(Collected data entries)
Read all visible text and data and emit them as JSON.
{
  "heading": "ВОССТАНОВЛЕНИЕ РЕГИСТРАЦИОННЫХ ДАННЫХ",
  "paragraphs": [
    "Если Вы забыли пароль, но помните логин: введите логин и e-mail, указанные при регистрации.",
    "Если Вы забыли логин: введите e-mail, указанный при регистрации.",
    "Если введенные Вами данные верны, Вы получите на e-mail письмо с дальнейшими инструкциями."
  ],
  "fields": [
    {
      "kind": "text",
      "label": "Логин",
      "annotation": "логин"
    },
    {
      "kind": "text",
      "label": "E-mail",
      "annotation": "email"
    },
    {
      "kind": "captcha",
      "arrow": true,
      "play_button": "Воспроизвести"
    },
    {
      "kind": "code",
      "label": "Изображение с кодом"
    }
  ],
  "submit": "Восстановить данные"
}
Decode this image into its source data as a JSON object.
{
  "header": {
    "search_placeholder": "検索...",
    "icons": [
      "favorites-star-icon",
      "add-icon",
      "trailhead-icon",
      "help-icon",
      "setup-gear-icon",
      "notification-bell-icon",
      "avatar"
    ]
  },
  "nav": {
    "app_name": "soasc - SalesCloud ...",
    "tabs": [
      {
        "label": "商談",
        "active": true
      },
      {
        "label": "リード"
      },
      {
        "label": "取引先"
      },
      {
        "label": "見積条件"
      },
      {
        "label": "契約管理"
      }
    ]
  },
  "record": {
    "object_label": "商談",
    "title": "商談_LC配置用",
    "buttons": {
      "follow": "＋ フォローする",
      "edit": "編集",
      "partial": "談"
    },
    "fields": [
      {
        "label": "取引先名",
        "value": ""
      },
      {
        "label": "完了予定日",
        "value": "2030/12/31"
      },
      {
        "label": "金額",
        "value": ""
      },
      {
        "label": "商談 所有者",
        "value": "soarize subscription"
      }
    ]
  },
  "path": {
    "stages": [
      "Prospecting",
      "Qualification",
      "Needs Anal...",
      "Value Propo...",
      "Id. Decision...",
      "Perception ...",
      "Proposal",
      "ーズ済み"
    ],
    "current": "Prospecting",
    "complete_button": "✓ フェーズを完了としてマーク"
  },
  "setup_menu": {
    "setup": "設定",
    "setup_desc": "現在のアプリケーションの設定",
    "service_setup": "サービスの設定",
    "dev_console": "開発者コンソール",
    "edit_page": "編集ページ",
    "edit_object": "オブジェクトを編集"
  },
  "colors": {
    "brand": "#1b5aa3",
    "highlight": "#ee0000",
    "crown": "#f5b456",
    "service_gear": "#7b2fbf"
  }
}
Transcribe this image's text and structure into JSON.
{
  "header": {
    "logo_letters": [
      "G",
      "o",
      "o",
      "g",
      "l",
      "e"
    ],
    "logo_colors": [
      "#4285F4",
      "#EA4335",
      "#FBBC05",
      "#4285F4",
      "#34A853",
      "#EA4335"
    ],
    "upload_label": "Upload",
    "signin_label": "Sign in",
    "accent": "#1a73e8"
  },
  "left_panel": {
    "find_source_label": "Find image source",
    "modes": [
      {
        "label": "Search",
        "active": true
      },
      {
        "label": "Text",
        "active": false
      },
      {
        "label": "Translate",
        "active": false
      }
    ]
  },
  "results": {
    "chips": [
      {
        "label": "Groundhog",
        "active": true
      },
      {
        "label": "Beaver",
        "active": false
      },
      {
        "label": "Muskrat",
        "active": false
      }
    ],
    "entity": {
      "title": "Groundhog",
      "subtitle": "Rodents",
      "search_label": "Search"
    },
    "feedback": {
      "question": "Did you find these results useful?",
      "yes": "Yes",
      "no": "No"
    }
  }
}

# Brief
Output all records verbatim.

# Task answer
Read all visible text and data and emit them as JSON.
{
  "heading": "ВОССТАНОВЛЕНИЕ РЕГИСТРАЦИОННЫХ ДАННЫХ",
  "paragraphs": [
    "Если Вы забыли пароль, но помните логин: введите логин и e-mail, указанные при регистрации.",
    "Если Вы забыли логин: введите e-mail, указанный при регистрации.",
    "Если введенные Вами данные верны, Вы получите на e-mail письмо с дальнейшими инструкциями."
  ],
  "fields": [
    {
      "kind": "text",
      "label": "Логин",
      "annotation": "логин"
    },
    {
      "kind": "text",
      "label": "E-mail",
      "annotation": "email"
    },
    {
      "kind": "captcha",
      "arrow": true,
      "play_button": "Воспроизвести"
    },
    {
      "kind": "code",
      "label": "Изображение с кодом"
    }
  ],
  "submit": "Восстановить данные"
}
Decode this image into its source data as a JSON object.
{
  "header": {
    "search_placeholder": "検索...",
    "icons": [
      "favorites-star-icon",
      "add-icon",
      "trailhead-icon",
      "help-icon",
      "setup-gear-icon",
      "notification-bell-icon",
      "avatar"
    ]
  },
  "nav": {
    "app_name": "soasc - SalesCloud ...",
    "tabs": [
      {
        "label": "商談",
        "active": true
      },
      {
        "label": "リード"
      },
      {
        "label": "取引先"
      },
      {
        "label": "見積条件"
      },
      {
        "label": "契約管理"
      }
    ]
  },
  "record": {
    "object_label": "商談",
    "title": "商談_LC配置用",
    "buttons": {
      "follow": "＋ フォローする",
      "edit": "編集",
      "partial": "談"
    },
    "fields": [
      {
        "label": "取引先名",
        "value": ""
      },
      {
        "label": "完了予定日",
        "value": "2030/12/31"
      },
      {
        "label": "金額",
        "value": ""
      },
      {
        "label": "商談 所有者",
        "value": "soarize subscription"
      }
    ]
  },
  "path": {
    "stages": [
      "Prospecting",
      "Qualification",
      "Needs Anal...",
      "Value Propo...",
      "Id. Decision...",
      "Perception ...",
      "Proposal",
      "ーズ済み"
    ],
    "current": "Prospecting",
    "complete_button": "✓ フェーズを完了としてマーク"
  },
  "setup_menu": {
    "setup": "設定",
    "setup_desc": "現在のアプリケーションの設定",
    "service_setup": "サービスの設定",
    "dev_console": "開発者コンソール",
    "edit_page": "編集ページ",
    "edit_object": "オブジェクトを編集"
  },
  "colors": {
    "brand": "#1b5aa3",
    "highlight": "#ee0000",
    "crown": "#f5b456",
    "service_gear": "#7b2fbf"
  }
}
Transcribe this image's text and structure into JSON.
{
  "header": {
    "logo_letters": [
      "G",
      "o",
      "o",
      "g",
      "l",
      "e"
    ],
    "logo_colors": [
      "#4285F4",
      "#EA4335",
      "#FBBC05",
      "#4285F4",
      "#34A853",
      "#EA4335"
    ],
    "upload_label": "Upload",
    "signin_label": "Sign in",
    "accent": "#1a73e8"
  },
  "left_panel": {
    "find_source_label": "Find image source",
    "modes": [
      {
        "label": "Search",
        "active": true
      },
      {
        "label": "Text",
        "active": false
      },
      {
        "label": "Translate",
        "active": false
      }
    ]
  },
  "results": {
    "chips": [
      {
        "label": "Groundhog",
        "active": true
      },
      {
        "label": "Beaver",
        "active": false
      },
      {
        "label": "Muskrat",
        "active": false
      }
    ],
    "entity": {
      "title": "Groundhog",
      "subtitle": "Rodents",
      "search_label": "Search"
    },
    "feedback": {
      "question": "Did you find these results useful?",
      "yes": "Yes",
      "no": "No"
    }
  }
}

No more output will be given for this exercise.